───── EXCERPTED DATA ─────
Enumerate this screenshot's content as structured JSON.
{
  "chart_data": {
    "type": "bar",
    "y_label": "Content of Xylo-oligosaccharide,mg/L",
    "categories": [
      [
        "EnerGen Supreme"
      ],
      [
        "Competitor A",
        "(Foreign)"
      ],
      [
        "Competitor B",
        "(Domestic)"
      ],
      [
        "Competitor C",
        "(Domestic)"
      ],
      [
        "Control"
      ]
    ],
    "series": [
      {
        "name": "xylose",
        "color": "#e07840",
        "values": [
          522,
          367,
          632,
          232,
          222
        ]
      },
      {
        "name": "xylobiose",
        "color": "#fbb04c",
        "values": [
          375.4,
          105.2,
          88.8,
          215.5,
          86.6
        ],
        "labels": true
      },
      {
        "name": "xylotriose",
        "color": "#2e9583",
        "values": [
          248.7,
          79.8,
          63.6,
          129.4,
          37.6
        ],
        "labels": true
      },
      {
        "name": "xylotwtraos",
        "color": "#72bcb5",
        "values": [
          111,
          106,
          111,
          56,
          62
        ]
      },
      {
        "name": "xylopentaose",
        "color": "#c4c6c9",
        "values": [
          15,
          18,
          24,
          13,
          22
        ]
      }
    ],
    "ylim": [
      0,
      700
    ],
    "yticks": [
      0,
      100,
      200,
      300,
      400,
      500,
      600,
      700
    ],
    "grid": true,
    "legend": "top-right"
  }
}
─────
THE REQUEST
Copy each line above that contains the string "Competitor".

ANSWER TO THIS PROBLEM
        "Competitor A",
        "Competitor B",
        "Competitor C",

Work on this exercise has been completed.